§ **What this task involves**: Omit the pictures, please, and give each record below again exactly.

== Input data ==

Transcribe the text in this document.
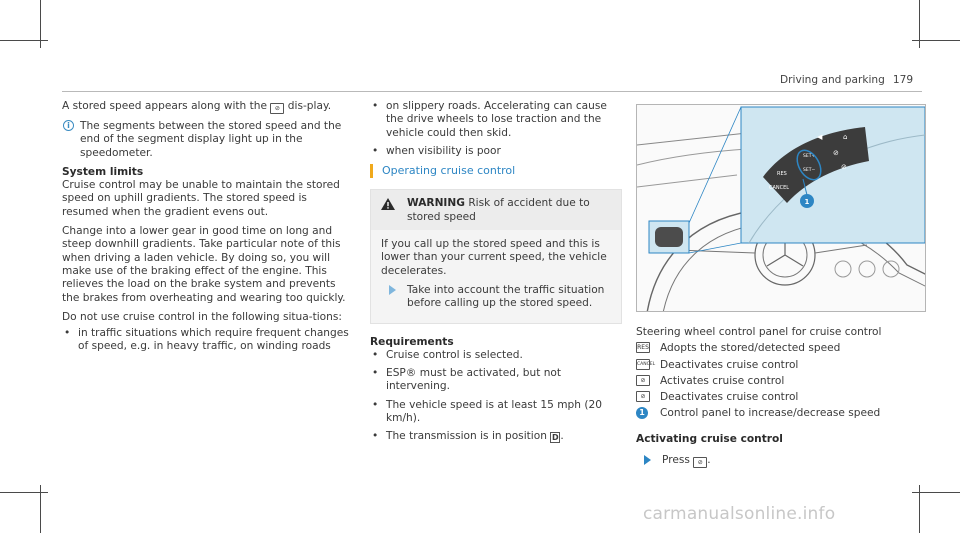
Driving and parking 179

A stored speed appears along with the ⊘ dis-play.

i The segments between the stored speed and the end of the segment display light up in the speedometer.

System limits

Cruise control may be unable to maintain the stored speed on uphill gradients. The stored speed is resumed when the gradient evens out.

Change into a lower gear in good time on long and steep downhill gradients. Take particular note of this when driving a laden vehicle. By doing so, you will make use of the braking effect of the engine. This relieves the load on the brake system and prevents the brakes from overheating and wearing too quickly.

Do not use cruise control in the following situa-tions:

• in traffic situations which require frequent changes of speed, e.g. in heavy traffic, on winding roads
• on slippery roads. Accelerating can cause the drive wheels to lose traction and the vehicle could then skid.
• when visibility is poor
Operating cruise control
WARNING Risk of accident due to stored speed

If you call up the stored speed and this is lower than your current speed, the vehicle decelerates.

Take into account the traffic situation before calling up the stored speed.

Requirements

• Cruise control is selected.
• ESP® must be activated, but not intervening.
• The vehicle speed is at least 15 mph (20 km/h).
• The transmission is in position D .
RES
CANCEL
SET+
SET−
⊘
⊘
◀	⌂
1

Steering wheel control panel for cruise control

RES Adopts the stored/detected speed
CANCEL Deactivates cruise control
⊘	Activates cruise control
⊘	Deactivates cruise control
1	Control panel to increase/decrease speed

Activating cruise control

Press ⊘ .
carmanualsonline.info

===

§ **Result**:
Transcribe the text in this document.
Driving and parking 179

A stored speed appears along with the ⊘ dis-play.

i The segments between the stored speed and the end of the segment display light up in the speedometer.

System limits

Cruise control may be unable to maintain the stored speed on uphill gradients. The stored speed is resumed when the gradient evens out.

Change into a lower gear in good time on long and steep downhill gradients. Take particular note of this when driving a laden vehicle. By doing so, you will make use of the braking effect of the engine. This relieves the load on the brake system and prevents the brakes from overheating and wearing too quickly.

Do not use cruise control in the following situa-tions:

• in traffic situations which require frequent changes of speed, e.g. in heavy traffic, on winding roads
• on slippery roads. Accelerating can cause the drive wheels to lose traction and the vehicle could then skid.
• when visibility is poor
Operating cruise control
WARNING Risk of accident due to stored speed

If you call up the stored speed and this is lower than your current speed, the vehicle decelerates.

Take into account the traffic situation before calling up the stored speed.

Requirements

• Cruise control is selected.
• ESP® must be activated, but not intervening.
• The vehicle speed is at least 15 mph (20 km/h).
• The transmission is in position D .
RES
CANCEL
SET+
SET−
⊘
⊘
◀	⌂
1

Steering wheel control panel for cruise control

RES Adopts the stored/detected speed
CANCEL Deactivates cruise control
⊘	Activates cruise control
⊘	Deactivates cruise control
1	Control panel to increase/decrease speed

Activating cruise control

Press ⊘ .
carmanualsonline.info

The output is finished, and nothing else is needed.